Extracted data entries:
%%

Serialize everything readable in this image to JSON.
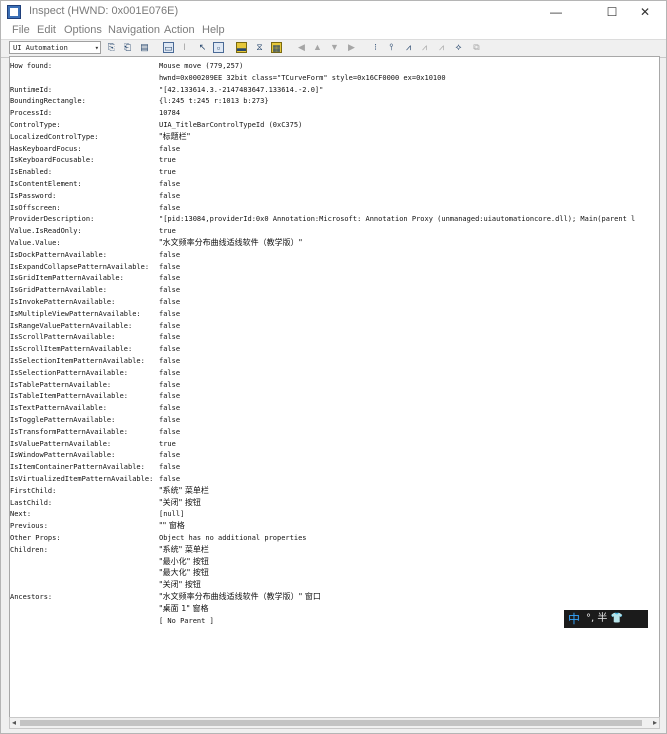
{
  "window": {
    "title": "Inspect  (HWND: 0x001E076E)",
    "buttons": {
      "minimize": "—",
      "maximize": "☐",
      "close": "✕"
    }
  },
  "menu": [
    "File",
    "Edit",
    "Options",
    "Navigation",
    "Action",
    "Help"
  ],
  "toolbar": {
    "mode": "UI Automation",
    "dropdown_arrow": "▾",
    "icons": [
      "copy-icon",
      "paste-icon",
      "options-icon",
      "highlight-rect-icon",
      "caret-icon",
      "pointer-icon",
      "focus-icon",
      "window-icon",
      "expand-icon",
      "collapse-icon",
      "nav-back-icon",
      "nav-up-icon",
      "nav-down-icon",
      "nav-forward-icon",
      "tree-parent-icon",
      "tree-first-child-icon",
      "tree-prev-icon",
      "tree-next-icon",
      "tree-last-child-icon",
      "tree-child-icon",
      "refresh-icon"
    ],
    "glyphs": [
      "⎘",
      "⎗",
      "▤",
      "▭",
      "I",
      "↖",
      "▫",
      "▬",
      "⧖",
      "▦",
      "◀",
      "▲",
      "▼",
      "▶",
      "⁝",
      "⫯",
      "⩘",
      "⩘",
      "⩘",
      "⟡",
      "⧉"
    ]
  },
  "properties": [
    {
      "key": "How found:",
      "value": "Mouse move (779,257)"
    },
    {
      "key": "",
      "value": "hwnd=0x000209EE 32bit class=\"TCurveForm\" style=0x16CF0000 ex=0x10100"
    },
    {
      "key": "RuntimeId:",
      "value": "\"[42.133614.3.-2147483647.133614.-2.0]\""
    },
    {
      "key": "BoundingRectangle:",
      "value": "{l:245 t:245 r:1013 b:273}"
    },
    {
      "key": "ProcessId:",
      "value": "10784"
    },
    {
      "key": "ControlType:",
      "value": "UIA_TitleBarControlTypeId (0xC375)"
    },
    {
      "key": "LocalizedControlType:",
      "value": "\"标题栏\""
    },
    {
      "key": "HasKeyboardFocus:",
      "value": "false"
    },
    {
      "key": "IsKeyboardFocusable:",
      "value": "true"
    },
    {
      "key": "IsEnabled:",
      "value": "true"
    },
    {
      "key": "IsContentElement:",
      "value": "false"
    },
    {
      "key": "IsPassword:",
      "value": "false"
    },
    {
      "key": "IsOffscreen:",
      "value": "false"
    },
    {
      "key": "ProviderDescription:",
      "value": "\"[pid:13084,providerId:0x0 Annotation:Microsoft: Annotation Proxy (unmanaged:uiautomationcore.dll); Main(parent l"
    },
    {
      "key": "Value.IsReadOnly:",
      "value": "true"
    },
    {
      "key": "Value.Value:",
      "value": "\"水文频率分布曲线适线软件（教学版）\""
    },
    {
      "key": "IsDockPatternAvailable:",
      "value": "false"
    },
    {
      "key": "IsExpandCollapsePatternAvailable:",
      "value": "false"
    },
    {
      "key": "IsGridItemPatternAvailable:",
      "value": "false"
    },
    {
      "key": "IsGridPatternAvailable:",
      "value": "false"
    },
    {
      "key": "IsInvokePatternAvailable:",
      "value": "false"
    },
    {
      "key": "IsMultipleViewPatternAvailable:",
      "value": "false"
    },
    {
      "key": "IsRangeValuePatternAvailable:",
      "value": "false"
    },
    {
      "key": "IsScrollPatternAvailable:",
      "value": "false"
    },
    {
      "key": "IsScrollItemPatternAvailable:",
      "value": "false"
    },
    {
      "key": "IsSelectionItemPatternAvailable:",
      "value": "false"
    },
    {
      "key": "IsSelectionPatternAvailable:",
      "value": "false"
    },
    {
      "key": "IsTablePatternAvailable:",
      "value": "false"
    },
    {
      "key": "IsTableItemPatternAvailable:",
      "value": "false"
    },
    {
      "key": "IsTextPatternAvailable:",
      "value": "false"
    },
    {
      "key": "IsTogglePatternAvailable:",
      "value": "false"
    },
    {
      "key": "IsTransformPatternAvailable:",
      "value": "false"
    },
    {
      "key": "IsValuePatternAvailable:",
      "value": "true"
    },
    {
      "key": "IsWindowPatternAvailable:",
      "value": "false"
    },
    {
      "key": "IsItemContainerPatternAvailable:",
      "value": "false"
    },
    {
      "key": "IsVirtualizedItemPatternAvailable:",
      "value": "      false"
    },
    {
      "key": "FirstChild:",
      "value": "\"系统\" 菜单栏"
    },
    {
      "key": "LastChild:",
      "value": "\"关闭\" 按钮"
    },
    {
      "key": "Next:",
      "value": "[null]"
    },
    {
      "key": "Previous:",
      "value": "\"\" 窗格"
    },
    {
      "key": "Other Props:",
      "value": "Object has no additional properties"
    },
    {
      "key": "Children:",
      "value": "\"系统\" 菜单栏"
    },
    {
      "key": "",
      "value": "\"最小化\" 按钮"
    },
    {
      "key": "",
      "value": "\"最大化\" 按钮"
    },
    {
      "key": "",
      "value": "\"关闭\" 按钮"
    },
    {
      "key": "Ancestors:",
      "value": "\"水文频率分布曲线适线软件（教学版）\" 窗口"
    },
    {
      "key": "",
      "value": "\"桌面 1\" 窗格"
    },
    {
      "key": "",
      "value": "[ No Parent ]"
    }
  ],
  "scrollbar": {
    "left": "◂",
    "right": "▸"
  },
  "ime": {
    "lang": "中",
    "rest": "°, 半 👕"
  }
}
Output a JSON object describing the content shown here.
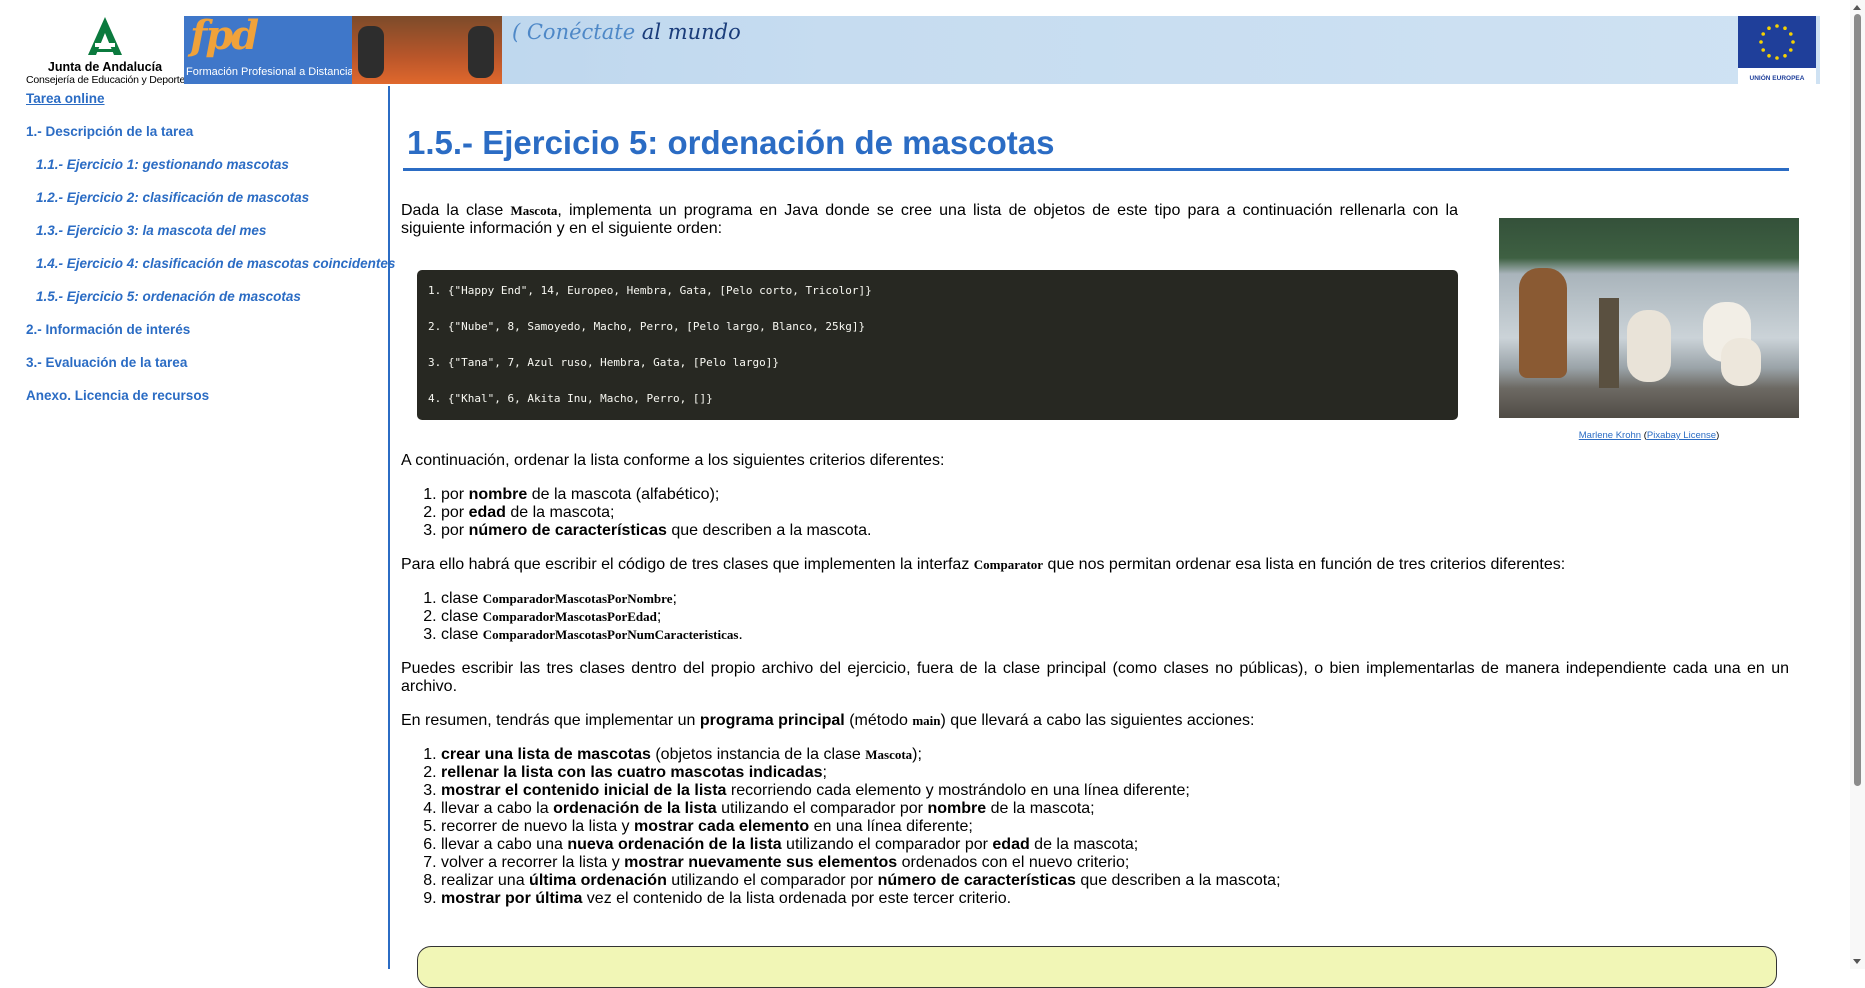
{
  "header": {
    "junta_line1": "Junta de Andalucía",
    "junta_line2": "Consejería de Educación y Deporte",
    "fpd_big": "fpd",
    "fpd_small": "Formación Profesional a Distancia",
    "slogan_pre": "( Conéctate",
    "slogan_post": " al mundo",
    "eu_label": "UNIÓN EUROPEA"
  },
  "sidebar": {
    "home": "Tarea online",
    "items": [
      "1.- Descripción de la tarea",
      "1.1.- Ejercicio 1: gestionando mascotas",
      "1.2.- Ejercicio 2: clasificación de mascotas",
      "1.3.- Ejercicio 3: la mascota del mes",
      "1.4.- Ejercicio 4: clasificación de mascotas coincidentes",
      "1.5.- Ejercicio 5: ordenación de mascotas",
      "2.- Información de interés",
      "3.- Evaluación de la tarea",
      "Anexo. Licencia de recursos"
    ]
  },
  "main": {
    "title": "1.5.- Ejercicio 5: ordenación de mascotas",
    "intro_a": "Dada la clase ",
    "intro_class": "Mascota",
    "intro_b": ", implementa un programa en Java donde se cree una lista de objetos de este tipo para a continuación rellenarla con la siguiente información y en el siguiente orden:",
    "code_lines": [
      "1. {\"Happy End\", 14, Europeo, Hembra, Gata, [Pelo corto, Tricolor]}",
      "2. {\"Nube\", 8, Samoyedo, Macho, Perro, [Pelo largo, Blanco, 25kg]}",
      "3. {\"Tana\", 7, Azul ruso, Hembra, Gata, [Pelo largo]}",
      "4. {\"Khal\", 6, Akita Inu, Macho, Perro, []}"
    ],
    "photo_credit_author": "Marlene Krohn",
    "photo_credit_license": "Pixabay License",
    "criteria_intro": "A continuación, ordenar la lista conforme a los siguientes criterios diferentes:",
    "criteria": [
      {
        "pre": "por ",
        "bold": "nombre",
        "post": " de la mascota (alfabético);"
      },
      {
        "pre": "por ",
        "bold": "edad",
        "post": " de la mascota;"
      },
      {
        "pre": "por ",
        "bold": "número de características",
        "post": " que describen a la mascota."
      }
    ],
    "iface_a": "Para ello habrá que escribir el código de tres clases que implementen la interfaz ",
    "iface_class": "Comparator",
    "iface_b": " que nos permitan ordenar esa lista en función de tres criterios diferentes:",
    "classes": [
      {
        "pre": "clase ",
        "cls": "ComparadorMascotasPorNombre",
        "post": ";"
      },
      {
        "pre": "clase ",
        "cls": "ComparadorMascotasPorEdad",
        "post": ";"
      },
      {
        "pre": "clase ",
        "cls": "ComparadorMascotasPorNumCaracteristicas",
        "post": "."
      }
    ],
    "where_text": "Puedes escribir las tres clases dentro del propio archivo del ejercicio, fuera de la clase principal (como clases no públicas), o bien implementarlas de manera independiente cada una en un archivo.",
    "summary_a": "En resumen, tendrás que implementar un ",
    "summary_bold": "programa principal",
    "summary_b": " (método ",
    "summary_method": "main",
    "summary_c": ") que llevará a cabo las siguientes acciones:",
    "actions": [
      {
        "b1": "crear una lista de mascotas",
        "t1": " (objetos instancia de la clase ",
        "cls": "Mascota",
        "t2": ");"
      },
      {
        "b1": "rellenar la lista con las cuatro mascotas indicadas",
        "t1": ";"
      },
      {
        "b1": "mostrar el contenido inicial de la lista",
        "t1": " recorriendo cada elemento y mostrándolo en una línea diferente;"
      },
      {
        "t0": "llevar a cabo la ",
        "b1": "ordenación de la lista",
        "t1": " utilizando el comparador por ",
        "b2": "nombre",
        "t2": " de la mascota;"
      },
      {
        "t0": "recorrer de nuevo la lista y ",
        "b1": "mostrar cada elemento",
        "t1": " en una línea diferente;"
      },
      {
        "t0": "llevar a cabo una ",
        "b1": "nueva ordenación de la lista",
        "t1": " utilizando el comparador por ",
        "b2": "edad",
        "t2": " de la mascota;"
      },
      {
        "t0": "volver a recorrer la lista y ",
        "b1": "mostrar nuevamente sus elementos",
        "t1": " ordenados con el nuevo criterio;"
      },
      {
        "t0": "realizar una ",
        "b1": "última ordenación",
        "t1": " utilizando el comparador por ",
        "b2": "número de características",
        "t2": " que describen a la mascota;"
      },
      {
        "b1": "mostrar por última",
        "t1": " vez el contenido de la lista ordenada por este tercer criterio."
      }
    ]
  },
  "colors": {
    "accent": "#2b6cc4",
    "code_bg": "#272822",
    "note_bg": "#f1f6b6",
    "fpd_blue": "#3f77c9",
    "andalucia_green": "#0b7a3e"
  }
}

%%

● EXERCISE OBJECTIVE:
Extract every line above containing the word "Gata".

● EXPECTED ANSWER:
      "1. {\"Happy End\", 14, Europeo, Hembra, Gata, [Pelo corto, Tricolor]}",
      "3. {\"Tana\", 7, Azul ruso, Hembra, Gata, [Pelo largo]}",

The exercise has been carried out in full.